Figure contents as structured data
::::
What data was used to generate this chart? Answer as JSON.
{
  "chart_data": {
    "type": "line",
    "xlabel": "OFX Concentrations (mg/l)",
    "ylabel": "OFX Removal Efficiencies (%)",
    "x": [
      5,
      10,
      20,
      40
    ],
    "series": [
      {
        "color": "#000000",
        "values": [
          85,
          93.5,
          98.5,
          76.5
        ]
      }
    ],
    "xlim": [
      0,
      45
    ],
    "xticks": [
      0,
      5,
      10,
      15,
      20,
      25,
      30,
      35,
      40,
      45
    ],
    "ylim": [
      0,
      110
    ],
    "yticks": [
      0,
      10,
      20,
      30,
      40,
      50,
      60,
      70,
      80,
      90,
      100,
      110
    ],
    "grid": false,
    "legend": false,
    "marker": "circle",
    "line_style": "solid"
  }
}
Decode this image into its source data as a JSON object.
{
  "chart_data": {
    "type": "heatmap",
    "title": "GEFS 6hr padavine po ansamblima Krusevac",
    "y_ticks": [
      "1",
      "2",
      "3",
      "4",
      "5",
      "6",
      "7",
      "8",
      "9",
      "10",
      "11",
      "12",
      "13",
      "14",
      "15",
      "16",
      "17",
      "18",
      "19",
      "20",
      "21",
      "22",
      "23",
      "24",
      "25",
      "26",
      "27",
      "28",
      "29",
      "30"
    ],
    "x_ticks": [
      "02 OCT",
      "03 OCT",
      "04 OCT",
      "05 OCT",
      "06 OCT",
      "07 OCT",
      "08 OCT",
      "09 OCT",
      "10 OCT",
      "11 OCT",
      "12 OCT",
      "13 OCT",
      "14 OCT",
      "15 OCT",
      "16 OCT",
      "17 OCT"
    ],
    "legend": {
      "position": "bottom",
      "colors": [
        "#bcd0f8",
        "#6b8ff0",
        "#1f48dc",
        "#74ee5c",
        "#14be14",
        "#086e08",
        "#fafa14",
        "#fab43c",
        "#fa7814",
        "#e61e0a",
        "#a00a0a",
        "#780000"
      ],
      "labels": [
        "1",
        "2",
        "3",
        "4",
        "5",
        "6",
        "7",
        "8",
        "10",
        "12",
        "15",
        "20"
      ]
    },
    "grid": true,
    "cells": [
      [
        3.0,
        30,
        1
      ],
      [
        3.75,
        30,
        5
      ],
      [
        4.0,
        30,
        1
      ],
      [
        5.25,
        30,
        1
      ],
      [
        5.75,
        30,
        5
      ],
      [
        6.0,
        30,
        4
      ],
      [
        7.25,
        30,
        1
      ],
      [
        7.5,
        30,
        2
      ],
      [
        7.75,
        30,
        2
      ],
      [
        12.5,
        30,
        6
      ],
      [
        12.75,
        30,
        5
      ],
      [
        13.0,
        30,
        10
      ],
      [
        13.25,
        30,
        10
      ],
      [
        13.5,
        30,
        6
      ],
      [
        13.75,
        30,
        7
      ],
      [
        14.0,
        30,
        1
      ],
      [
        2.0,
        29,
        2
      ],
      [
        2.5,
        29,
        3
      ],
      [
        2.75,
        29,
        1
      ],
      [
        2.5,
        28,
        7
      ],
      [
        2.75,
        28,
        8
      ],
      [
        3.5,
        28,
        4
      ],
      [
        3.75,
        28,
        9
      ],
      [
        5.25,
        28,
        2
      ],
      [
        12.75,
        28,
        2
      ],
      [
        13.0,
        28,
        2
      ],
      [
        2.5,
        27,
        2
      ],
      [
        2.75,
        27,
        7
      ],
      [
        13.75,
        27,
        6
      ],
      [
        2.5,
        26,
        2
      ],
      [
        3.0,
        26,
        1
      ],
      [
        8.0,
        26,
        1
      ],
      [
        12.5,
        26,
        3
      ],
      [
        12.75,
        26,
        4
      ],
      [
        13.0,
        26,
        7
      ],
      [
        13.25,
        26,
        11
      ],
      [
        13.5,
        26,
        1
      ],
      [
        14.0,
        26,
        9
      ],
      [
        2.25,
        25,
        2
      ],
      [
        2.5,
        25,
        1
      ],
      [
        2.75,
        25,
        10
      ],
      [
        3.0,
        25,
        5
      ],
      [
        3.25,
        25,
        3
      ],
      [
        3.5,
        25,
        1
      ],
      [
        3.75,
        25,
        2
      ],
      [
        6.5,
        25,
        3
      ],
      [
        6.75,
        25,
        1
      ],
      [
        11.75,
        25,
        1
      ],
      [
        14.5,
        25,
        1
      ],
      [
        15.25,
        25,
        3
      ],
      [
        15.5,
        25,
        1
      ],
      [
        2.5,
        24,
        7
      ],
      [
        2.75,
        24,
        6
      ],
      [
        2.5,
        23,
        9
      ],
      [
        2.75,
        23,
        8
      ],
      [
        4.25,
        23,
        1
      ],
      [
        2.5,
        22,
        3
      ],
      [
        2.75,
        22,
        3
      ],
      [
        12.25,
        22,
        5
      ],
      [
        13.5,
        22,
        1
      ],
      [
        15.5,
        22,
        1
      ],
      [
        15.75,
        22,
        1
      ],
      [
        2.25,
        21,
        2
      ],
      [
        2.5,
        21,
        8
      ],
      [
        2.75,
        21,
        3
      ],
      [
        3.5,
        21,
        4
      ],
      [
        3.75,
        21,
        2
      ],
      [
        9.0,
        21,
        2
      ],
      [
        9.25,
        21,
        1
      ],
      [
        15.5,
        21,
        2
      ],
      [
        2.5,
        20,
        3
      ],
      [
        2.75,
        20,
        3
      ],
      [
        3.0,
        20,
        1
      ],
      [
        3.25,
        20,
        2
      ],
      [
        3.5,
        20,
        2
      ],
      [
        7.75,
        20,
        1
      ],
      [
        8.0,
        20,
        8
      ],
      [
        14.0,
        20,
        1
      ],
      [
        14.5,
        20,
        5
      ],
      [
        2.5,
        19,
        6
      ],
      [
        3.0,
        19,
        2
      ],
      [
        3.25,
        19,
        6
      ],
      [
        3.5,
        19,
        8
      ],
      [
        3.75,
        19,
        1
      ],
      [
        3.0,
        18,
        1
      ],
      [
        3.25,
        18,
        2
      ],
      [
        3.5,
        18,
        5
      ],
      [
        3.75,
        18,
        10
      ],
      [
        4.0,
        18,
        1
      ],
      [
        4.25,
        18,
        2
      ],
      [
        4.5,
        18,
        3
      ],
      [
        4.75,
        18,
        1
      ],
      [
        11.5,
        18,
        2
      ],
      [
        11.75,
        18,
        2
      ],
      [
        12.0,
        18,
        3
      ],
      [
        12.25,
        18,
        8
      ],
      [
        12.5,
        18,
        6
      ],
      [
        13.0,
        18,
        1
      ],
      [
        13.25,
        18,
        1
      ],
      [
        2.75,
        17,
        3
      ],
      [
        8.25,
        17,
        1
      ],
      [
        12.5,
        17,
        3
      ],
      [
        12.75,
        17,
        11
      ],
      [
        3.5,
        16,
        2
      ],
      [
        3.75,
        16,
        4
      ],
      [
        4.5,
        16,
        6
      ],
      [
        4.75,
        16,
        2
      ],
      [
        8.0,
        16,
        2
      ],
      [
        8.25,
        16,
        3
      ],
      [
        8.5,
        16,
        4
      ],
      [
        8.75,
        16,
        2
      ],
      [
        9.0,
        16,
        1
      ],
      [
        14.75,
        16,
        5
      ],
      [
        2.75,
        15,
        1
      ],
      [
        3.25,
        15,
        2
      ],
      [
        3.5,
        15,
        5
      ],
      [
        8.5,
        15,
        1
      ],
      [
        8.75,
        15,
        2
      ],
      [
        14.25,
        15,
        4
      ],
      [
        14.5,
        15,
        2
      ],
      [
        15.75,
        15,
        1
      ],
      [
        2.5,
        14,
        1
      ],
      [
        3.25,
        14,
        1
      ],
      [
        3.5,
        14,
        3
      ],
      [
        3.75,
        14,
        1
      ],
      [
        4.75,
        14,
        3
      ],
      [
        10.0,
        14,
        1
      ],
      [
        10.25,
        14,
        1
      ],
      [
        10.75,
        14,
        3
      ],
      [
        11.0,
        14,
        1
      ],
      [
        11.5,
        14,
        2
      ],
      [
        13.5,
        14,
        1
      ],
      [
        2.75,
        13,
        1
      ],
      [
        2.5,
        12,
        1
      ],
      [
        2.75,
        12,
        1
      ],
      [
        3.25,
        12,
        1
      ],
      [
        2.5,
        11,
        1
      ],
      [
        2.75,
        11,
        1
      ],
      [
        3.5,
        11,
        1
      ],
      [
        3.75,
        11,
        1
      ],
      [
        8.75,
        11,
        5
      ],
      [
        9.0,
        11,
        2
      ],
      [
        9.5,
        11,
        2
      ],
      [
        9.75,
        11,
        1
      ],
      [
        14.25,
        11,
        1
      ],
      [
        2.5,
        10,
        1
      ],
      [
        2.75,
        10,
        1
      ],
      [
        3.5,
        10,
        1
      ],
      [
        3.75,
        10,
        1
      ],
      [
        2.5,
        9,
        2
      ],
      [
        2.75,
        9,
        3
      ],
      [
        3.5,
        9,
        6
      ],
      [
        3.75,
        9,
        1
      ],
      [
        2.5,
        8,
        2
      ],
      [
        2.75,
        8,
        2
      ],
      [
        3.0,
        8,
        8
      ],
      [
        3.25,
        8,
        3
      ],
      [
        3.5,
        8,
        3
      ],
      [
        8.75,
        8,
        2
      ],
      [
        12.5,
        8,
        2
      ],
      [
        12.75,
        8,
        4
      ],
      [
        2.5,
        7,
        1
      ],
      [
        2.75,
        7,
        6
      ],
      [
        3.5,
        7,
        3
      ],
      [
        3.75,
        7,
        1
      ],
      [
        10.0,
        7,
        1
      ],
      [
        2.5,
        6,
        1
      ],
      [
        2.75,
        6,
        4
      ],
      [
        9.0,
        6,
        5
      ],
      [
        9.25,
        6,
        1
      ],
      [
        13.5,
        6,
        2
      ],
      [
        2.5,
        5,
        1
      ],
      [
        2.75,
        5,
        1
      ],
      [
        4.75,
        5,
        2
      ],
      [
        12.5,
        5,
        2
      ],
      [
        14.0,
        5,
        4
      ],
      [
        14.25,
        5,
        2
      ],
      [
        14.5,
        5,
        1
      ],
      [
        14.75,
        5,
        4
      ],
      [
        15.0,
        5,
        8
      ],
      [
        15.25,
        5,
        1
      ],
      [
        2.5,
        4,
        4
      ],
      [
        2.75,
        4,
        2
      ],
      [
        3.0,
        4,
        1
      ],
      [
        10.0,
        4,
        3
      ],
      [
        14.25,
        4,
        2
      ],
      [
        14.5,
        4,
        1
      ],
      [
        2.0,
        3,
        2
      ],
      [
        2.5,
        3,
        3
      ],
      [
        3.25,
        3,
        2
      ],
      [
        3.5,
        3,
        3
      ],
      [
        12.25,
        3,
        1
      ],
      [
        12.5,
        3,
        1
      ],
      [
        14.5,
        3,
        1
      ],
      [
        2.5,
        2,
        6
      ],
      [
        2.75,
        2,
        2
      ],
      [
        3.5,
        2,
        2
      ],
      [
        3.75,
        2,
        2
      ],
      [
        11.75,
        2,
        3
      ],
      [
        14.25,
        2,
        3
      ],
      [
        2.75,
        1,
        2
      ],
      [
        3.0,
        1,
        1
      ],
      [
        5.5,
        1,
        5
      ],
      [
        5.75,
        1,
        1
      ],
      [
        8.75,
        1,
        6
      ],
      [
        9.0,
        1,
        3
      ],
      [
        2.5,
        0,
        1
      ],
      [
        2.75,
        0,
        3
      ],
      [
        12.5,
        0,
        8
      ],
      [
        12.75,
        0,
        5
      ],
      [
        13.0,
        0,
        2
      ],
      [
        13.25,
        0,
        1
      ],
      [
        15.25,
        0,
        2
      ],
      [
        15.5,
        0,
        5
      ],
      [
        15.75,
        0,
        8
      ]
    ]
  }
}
::::
» To do
Identify and copy lines that hold the string "JSON".

» Written solution
What data was used to generate this chart? Answer as JSON.
Decode this image into its source data as a JSON object.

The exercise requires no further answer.